*What this task involves*. Please set down the entire listing exactly.

*Information given*.
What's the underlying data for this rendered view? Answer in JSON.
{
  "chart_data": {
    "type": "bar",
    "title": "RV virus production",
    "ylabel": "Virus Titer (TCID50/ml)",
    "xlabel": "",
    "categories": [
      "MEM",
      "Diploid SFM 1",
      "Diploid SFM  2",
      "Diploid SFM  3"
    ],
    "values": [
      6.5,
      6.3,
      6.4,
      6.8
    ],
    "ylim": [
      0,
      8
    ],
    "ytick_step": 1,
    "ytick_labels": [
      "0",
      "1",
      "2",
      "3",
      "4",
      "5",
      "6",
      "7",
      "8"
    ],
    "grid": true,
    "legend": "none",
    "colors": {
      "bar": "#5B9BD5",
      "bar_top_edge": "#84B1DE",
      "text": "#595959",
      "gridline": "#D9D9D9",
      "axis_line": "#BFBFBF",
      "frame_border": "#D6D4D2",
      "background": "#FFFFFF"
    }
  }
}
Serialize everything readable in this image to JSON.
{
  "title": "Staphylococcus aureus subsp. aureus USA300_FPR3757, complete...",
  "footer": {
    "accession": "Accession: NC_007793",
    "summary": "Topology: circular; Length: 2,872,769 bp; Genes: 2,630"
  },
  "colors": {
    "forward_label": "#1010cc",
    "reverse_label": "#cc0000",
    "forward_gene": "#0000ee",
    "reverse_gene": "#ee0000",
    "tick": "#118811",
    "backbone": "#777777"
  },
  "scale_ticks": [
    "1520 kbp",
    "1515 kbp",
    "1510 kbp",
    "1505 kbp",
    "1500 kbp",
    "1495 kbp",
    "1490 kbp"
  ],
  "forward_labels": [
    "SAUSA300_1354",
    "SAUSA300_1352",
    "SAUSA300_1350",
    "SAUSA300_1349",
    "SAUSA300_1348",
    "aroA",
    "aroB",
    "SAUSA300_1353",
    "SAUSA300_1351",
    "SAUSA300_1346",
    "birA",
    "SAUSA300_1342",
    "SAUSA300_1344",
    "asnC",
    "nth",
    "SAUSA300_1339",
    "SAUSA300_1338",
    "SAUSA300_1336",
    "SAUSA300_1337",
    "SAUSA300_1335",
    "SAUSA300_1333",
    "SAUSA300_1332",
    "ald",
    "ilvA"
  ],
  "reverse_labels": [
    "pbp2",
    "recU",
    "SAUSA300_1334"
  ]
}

*Solved problem*.
What's the underlying data for this rendered view? Answer in JSON.
{
  "chart_data": {
    "type": "bar",
    "title": "RV virus production",
    "ylabel": "Virus Titer (TCID50/ml)",
    "xlabel": "",
    "categories": [
      "MEM",
      "Diploid SFM 1",
      "Diploid SFM  2",
      "Diploid SFM  3"
    ],
    "values": [
      6.5,
      6.3,
      6.4,
      6.8
    ],
    "ylim": [
      0,
      8
    ],
    "ytick_step": 1,
    "ytick_labels": [
      "0",
      "1",
      "2",
      "3",
      "4",
      "5",
      "6",
      "7",
      "8"
    ],
    "grid": true,
    "legend": "none",
    "colors": {
      "bar": "#5B9BD5",
      "bar_top_edge": "#84B1DE",
      "text": "#595959",
      "gridline": "#D9D9D9",
      "axis_line": "#BFBFBF",
      "frame_border": "#D6D4D2",
      "background": "#FFFFFF"
    }
  }
}
Serialize everything readable in this image to JSON.
{
  "title": "Staphylococcus aureus subsp. aureus USA300_FPR3757, complete...",
  "footer": {
    "accession": "Accession: NC_007793",
    "summary": "Topology: circular; Length: 2,872,769 bp; Genes: 2,630"
  },
  "colors": {
    "forward_label": "#1010cc",
    "reverse_label": "#cc0000",
    "forward_gene": "#0000ee",
    "reverse_gene": "#ee0000",
    "tick": "#118811",
    "backbone": "#777777"
  },
  "scale_ticks": [
    "1520 kbp",
    "1515 kbp",
    "1510 kbp",
    "1505 kbp",
    "1500 kbp",
    "1495 kbp",
    "1490 kbp"
  ],
  "forward_labels": [
    "SAUSA300_1354",
    "SAUSA300_1352",
    "SAUSA300_1350",
    "SAUSA300_1349",
    "SAUSA300_1348",
    "aroA",
    "aroB",
    "SAUSA300_1353",
    "SAUSA300_1351",
    "SAUSA300_1346",
    "birA",
    "SAUSA300_1342",
    "SAUSA300_1344",
    "asnC",
    "nth",
    "SAUSA300_1339",
    "SAUSA300_1338",
    "SAUSA300_1336",
    "SAUSA300_1337",
    "SAUSA300_1335",
    "SAUSA300_1333",
    "SAUSA300_1332",
    "ald",
    "ilvA"
  ],
  "reverse_labels": [
    "pbp2",
    "recU",
    "SAUSA300_1334"
  ]
}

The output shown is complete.